- [Instructions to follow]: Repeat the full listing, word for word.

- [Data for processing]:

start

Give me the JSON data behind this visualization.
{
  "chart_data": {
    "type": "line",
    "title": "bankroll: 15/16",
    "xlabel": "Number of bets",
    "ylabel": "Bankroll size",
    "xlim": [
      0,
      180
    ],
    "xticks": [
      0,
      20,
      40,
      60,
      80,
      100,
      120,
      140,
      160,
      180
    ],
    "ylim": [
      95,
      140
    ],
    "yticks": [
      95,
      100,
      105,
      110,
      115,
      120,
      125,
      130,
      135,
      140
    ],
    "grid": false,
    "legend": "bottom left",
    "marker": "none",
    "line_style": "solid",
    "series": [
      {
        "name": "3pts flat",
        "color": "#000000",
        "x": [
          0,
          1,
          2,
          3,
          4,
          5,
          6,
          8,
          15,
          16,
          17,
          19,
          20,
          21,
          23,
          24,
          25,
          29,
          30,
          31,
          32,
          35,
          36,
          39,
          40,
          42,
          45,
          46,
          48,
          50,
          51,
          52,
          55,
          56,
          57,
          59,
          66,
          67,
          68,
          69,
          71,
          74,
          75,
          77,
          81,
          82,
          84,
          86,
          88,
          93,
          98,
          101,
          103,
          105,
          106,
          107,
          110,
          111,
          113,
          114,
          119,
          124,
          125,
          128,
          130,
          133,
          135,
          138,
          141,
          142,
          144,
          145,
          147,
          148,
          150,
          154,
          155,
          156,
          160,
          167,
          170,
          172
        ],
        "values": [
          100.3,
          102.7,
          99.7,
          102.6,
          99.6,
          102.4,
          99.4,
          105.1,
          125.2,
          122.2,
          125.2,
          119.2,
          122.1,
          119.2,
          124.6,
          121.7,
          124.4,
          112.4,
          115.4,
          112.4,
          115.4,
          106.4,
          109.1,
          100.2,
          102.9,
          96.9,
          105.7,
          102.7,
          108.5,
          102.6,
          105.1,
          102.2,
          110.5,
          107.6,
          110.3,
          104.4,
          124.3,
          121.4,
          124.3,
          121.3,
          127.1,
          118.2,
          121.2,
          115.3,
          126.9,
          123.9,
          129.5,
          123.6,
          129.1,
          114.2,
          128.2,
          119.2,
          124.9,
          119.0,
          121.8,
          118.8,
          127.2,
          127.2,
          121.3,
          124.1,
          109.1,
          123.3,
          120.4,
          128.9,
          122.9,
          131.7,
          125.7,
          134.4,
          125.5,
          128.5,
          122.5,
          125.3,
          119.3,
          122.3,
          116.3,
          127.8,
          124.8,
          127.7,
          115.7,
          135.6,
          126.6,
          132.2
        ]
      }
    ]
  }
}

end

- [Output of the exercise]:
Give me the JSON data behind this visualization.
{
  "chart_data": {
    "type": "line",
    "title": "bankroll: 15/16",
    "xlabel": "Number of bets",
    "ylabel": "Bankroll size",
    "xlim": [
      0,
      180
    ],
    "xticks": [
      0,
      20,
      40,
      60,
      80,
      100,
      120,
      140,
      160,
      180
    ],
    "ylim": [
      95,
      140
    ],
    "yticks": [
      95,
      100,
      105,
      110,
      115,
      120,
      125,
      130,
      135,
      140
    ],
    "grid": false,
    "legend": "bottom left",
    "marker": "none",
    "line_style": "solid",
    "series": [
      {
        "name": "3pts flat",
        "color": "#000000",
        "x": [
          0,
          1,
          2,
          3,
          4,
          5,
          6,
          8,
          15,
          16,
          17,
          19,
          20,
          21,
          23,
          24,
          25,
          29,
          30,
          31,
          32,
          35,
          36,
          39,
          40,
          42,
          45,
          46,
          48,
          50,
          51,
          52,
          55,
          56,
          57,
          59,
          66,
          67,
          68,
          69,
          71,
          74,
          75,
          77,
          81,
          82,
          84,
          86,
          88,
          93,
          98,
          101,
          103,
          105,
          106,
          107,
          110,
          111,
          113,
          114,
          119,
          124,
          125,
          128,
          130,
          133,
          135,
          138,
          141,
          142,
          144,
          145,
          147,
          148,
          150,
          154,
          155,
          156,
          160,
          167,
          170,
          172
        ],
        "values": [
          100.3,
          102.7,
          99.7,
          102.6,
          99.6,
          102.4,
          99.4,
          105.1,
          125.2,
          122.2,
          125.2,
          119.2,
          122.1,
          119.2,
          124.6,
          121.7,
          124.4,
          112.4,
          115.4,
          112.4,
          115.4,
          106.4,
          109.1,
          100.2,
          102.9,
          96.9,
          105.7,
          102.7,
          108.5,
          102.6,
          105.1,
          102.2,
          110.5,
          107.6,
          110.3,
          104.4,
          124.3,
          121.4,
          124.3,
          121.3,
          127.1,
          118.2,
          121.2,
          115.3,
          126.9,
          123.9,
          129.5,
          123.6,
          129.1,
          114.2,
          128.2,
          119.2,
          124.9,
          119.0,
          121.8,
          118.8,
          127.2,
          127.2,
          121.3,
          124.1,
          109.1,
          123.3,
          120.4,
          128.9,
          122.9,
          131.7,
          125.7,
          134.4,
          125.5,
          128.5,
          122.5,
          125.3,
          119.3,
          122.3,
          116.3,
          127.8,
          124.8,
          127.7,
          115.7,
          135.6,
          126.6,
          132.2
        ]
      }
    ]
  }
}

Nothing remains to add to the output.